--- Start of Extracted records ---

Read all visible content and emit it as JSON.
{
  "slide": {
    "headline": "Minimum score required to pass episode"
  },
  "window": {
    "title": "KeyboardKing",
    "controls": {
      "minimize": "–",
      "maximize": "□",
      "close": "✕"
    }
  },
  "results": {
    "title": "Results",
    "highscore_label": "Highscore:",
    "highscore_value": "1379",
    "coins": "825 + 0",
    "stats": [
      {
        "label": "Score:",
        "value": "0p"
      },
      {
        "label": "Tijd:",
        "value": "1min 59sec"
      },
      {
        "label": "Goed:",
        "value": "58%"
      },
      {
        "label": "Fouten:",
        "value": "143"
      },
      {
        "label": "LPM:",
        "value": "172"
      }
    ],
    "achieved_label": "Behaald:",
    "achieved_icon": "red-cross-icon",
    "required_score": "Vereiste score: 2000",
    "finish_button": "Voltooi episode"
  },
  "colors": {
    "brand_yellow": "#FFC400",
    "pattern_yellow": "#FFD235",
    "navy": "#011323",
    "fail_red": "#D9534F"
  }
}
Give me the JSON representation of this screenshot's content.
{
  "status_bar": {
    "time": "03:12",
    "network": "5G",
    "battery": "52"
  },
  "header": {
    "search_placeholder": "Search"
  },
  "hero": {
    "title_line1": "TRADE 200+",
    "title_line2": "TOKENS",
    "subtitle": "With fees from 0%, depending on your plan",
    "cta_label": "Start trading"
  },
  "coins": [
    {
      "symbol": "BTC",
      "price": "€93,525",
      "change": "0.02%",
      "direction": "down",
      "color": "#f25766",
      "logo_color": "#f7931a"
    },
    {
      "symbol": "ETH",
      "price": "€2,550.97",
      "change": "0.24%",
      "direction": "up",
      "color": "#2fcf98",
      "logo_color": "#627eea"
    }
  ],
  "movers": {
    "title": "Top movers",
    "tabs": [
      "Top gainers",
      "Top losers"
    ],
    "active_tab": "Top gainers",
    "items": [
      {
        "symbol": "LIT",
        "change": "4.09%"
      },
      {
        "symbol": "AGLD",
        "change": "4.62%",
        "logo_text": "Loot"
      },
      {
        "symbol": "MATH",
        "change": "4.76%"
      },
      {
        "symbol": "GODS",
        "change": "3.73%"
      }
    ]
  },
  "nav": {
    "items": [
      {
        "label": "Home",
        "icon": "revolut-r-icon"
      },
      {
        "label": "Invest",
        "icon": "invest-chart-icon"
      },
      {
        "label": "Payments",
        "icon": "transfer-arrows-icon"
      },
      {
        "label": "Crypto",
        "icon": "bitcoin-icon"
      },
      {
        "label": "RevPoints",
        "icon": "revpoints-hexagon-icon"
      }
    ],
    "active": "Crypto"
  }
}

--- End of Extracted records ---

# What needs to be done
Output the complete data exactly as written.

# Solved exercise
Read all visible content and emit it as JSON.
{
  "slide": {
    "headline": "Minimum score required to pass episode"
  },
  "window": {
    "title": "KeyboardKing",
    "controls": {
      "minimize": "–",
      "maximize": "□",
      "close": "✕"
    }
  },
  "results": {
    "title": "Results",
    "highscore_label": "Highscore:",
    "highscore_value": "1379",
    "coins": "825 + 0",
    "stats": [
      {
        "label": "Score:",
        "value": "0p"
      },
      {
        "label": "Tijd:",
        "value": "1min 59sec"
      },
      {
        "label": "Goed:",
        "value": "58%"
      },
      {
        "label": "Fouten:",
        "value": "143"
      },
      {
        "label": "LPM:",
        "value": "172"
      }
    ],
    "achieved_label": "Behaald:",
    "achieved_icon": "red-cross-icon",
    "required_score": "Vereiste score: 2000",
    "finish_button": "Voltooi episode"
  },
  "colors": {
    "brand_yellow": "#FFC400",
    "pattern_yellow": "#FFD235",
    "navy": "#011323",
    "fail_red": "#D9534F"
  }
}
Give me the JSON representation of this screenshot's content.
{
  "status_bar": {
    "time": "03:12",
    "network": "5G",
    "battery": "52"
  },
  "header": {
    "search_placeholder": "Search"
  },
  "hero": {
    "title_line1": "TRADE 200+",
    "title_line2": "TOKENS",
    "subtitle": "With fees from 0%, depending on your plan",
    "cta_label": "Start trading"
  },
  "coins": [
    {
      "symbol": "BTC",
      "price": "€93,525",
      "change": "0.02%",
      "direction": "down",
      "color": "#f25766",
      "logo_color": "#f7931a"
    },
    {
      "symbol": "ETH",
      "price": "€2,550.97",
      "change": "0.24%",
      "direction": "up",
      "color": "#2fcf98",
      "logo_color": "#627eea"
    }
  ],
  "movers": {
    "title": "Top movers",
    "tabs": [
      "Top gainers",
      "Top losers"
    ],
    "active_tab": "Top gainers",
    "items": [
      {
        "symbol": "LIT",
        "change": "4.09%"
      },
      {
        "symbol": "AGLD",
        "change": "4.62%",
        "logo_text": "Loot"
      },
      {
        "symbol": "MATH",
        "change": "4.76%"
      },
      {
        "symbol": "GODS",
        "change": "3.73%"
      }
    ]
  },
  "nav": {
    "items": [
      {
        "label": "Home",
        "icon": "revolut-r-icon"
      },
      {
        "label": "Invest",
        "icon": "invest-chart-icon"
      },
      {
        "label": "Payments",
        "icon": "transfer-arrows-icon"
      },
      {
        "label": "Crypto",
        "icon": "bitcoin-icon"
      },
      {
        "label": "RevPoints",
        "icon": "revpoints-hexagon-icon"
      }
    ],
    "active": "Crypto"
  }
}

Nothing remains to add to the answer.